Insert a separate sheet, make the table name unique to the spreadsheet (I use "Macros"), and ensure the table has one header row and one header column. Then label the column A header "Name" and column B header "macro". This sets you up with a shorthand, self-documenting naming system. To add a macro, pick a name for it, put the name in column A and the code in column B and then call it. If your table, row, and column names are set up properly, then $macro $myMacroName will do it.

Example: you have three checkboxes in known locations (say $A$1, $A$2, and $A$3) and you need to repeatedly check to see if any one checkbox is checked and then perform specific code different for each checkbox. The following in columns A and B of any row in your Macros table will accomplish the goal.

    anyBoxChecked  =IFERROR(CHOOSE(MATCH(TRUE,$A$1:$A$3,0),1,2,3),0)
    runCheckbox    =INDIRECT("$macro $runCheckbox"&$macro $anyBoxChecked)
    runCheckbox0   ="ERROR"
    runCheckbox1   =specific code for checkbox $A$1
    runCheckbox2   =specific code for checkbox $A$2
    runCheckbox3   =specific code for checkbox $A$3

Note the macro statement must always be row and column preserved (i.e. with $s).

This is a complex example (I kind of went to town on it) with macros including macros and indirect macro calls.

But by using $macro $anyBoxChecked<>0 you have a boolean representing if any of the three boxes is checked and by using $macro $runCheckbox you can run checkbox specific code automatically and get an error message if none of the boxes is checked.

**SOURCE INFORMATION**

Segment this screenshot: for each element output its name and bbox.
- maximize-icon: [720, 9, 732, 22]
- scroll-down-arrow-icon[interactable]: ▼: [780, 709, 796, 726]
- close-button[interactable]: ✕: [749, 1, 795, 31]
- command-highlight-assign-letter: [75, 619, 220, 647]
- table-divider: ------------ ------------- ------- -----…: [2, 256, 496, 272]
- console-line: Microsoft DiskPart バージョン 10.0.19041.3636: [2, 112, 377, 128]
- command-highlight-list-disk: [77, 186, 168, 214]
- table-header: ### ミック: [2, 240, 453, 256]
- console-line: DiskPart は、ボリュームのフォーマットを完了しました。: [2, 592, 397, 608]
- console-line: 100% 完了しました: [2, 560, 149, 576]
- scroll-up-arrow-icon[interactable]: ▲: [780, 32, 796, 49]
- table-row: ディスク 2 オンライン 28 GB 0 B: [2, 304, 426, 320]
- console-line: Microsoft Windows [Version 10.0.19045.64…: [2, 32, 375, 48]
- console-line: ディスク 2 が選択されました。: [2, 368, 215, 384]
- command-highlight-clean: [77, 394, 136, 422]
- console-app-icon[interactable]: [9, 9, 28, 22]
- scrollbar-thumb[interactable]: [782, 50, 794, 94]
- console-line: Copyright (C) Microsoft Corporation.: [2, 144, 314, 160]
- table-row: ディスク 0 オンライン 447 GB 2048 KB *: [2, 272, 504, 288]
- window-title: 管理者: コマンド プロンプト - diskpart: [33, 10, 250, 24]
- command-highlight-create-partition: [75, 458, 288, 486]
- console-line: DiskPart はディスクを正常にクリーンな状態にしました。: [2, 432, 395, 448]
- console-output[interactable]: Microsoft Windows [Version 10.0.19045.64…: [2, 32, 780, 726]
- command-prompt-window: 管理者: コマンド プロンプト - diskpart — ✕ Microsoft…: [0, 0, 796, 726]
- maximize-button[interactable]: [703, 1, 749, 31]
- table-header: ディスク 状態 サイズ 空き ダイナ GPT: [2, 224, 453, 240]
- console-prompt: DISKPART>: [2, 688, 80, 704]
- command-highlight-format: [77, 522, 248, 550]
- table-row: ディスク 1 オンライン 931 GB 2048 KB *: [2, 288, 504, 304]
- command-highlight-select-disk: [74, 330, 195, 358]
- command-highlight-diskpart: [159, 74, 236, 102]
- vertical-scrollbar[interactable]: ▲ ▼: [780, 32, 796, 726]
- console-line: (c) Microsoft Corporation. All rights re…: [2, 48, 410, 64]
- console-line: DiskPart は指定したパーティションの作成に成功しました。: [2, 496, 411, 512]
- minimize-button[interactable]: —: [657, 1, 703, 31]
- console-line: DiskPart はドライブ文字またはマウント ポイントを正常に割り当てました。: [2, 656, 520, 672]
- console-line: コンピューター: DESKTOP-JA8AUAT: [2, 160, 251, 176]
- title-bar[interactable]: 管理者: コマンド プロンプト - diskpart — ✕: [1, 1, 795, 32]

**WORK ITEM**
Extend the text about setting up a spreadsheet macros table, picking up after its final sentence.

**FINAL ANSWER**
Now the bad news: these macros do not accept any parameters and you cannot use any function that is location dependent. So the example you asked for help on, OFFSET($A$2,0,0,ROW()-1,1), can't be one of these macros because ROW() will return the row number of the macro, not the row number of the cell where you called the macro from.

But take heart; I was in exactly the predicament that you were in and using this system in conjunction with some judicious code analysis allowed me to reduce my code footprint substantially and document the remaining code a lot better. It also seems to improve performance.

Another note: you can have the macro rows in any order and add, delete, or move them around as much as you like. Numbers automagically just takes care of the row changes so you don't have to change any macro calls.

Have fun!

(by the way, I am running Numbers 6.0 (6194) on Mojave 10.14.4.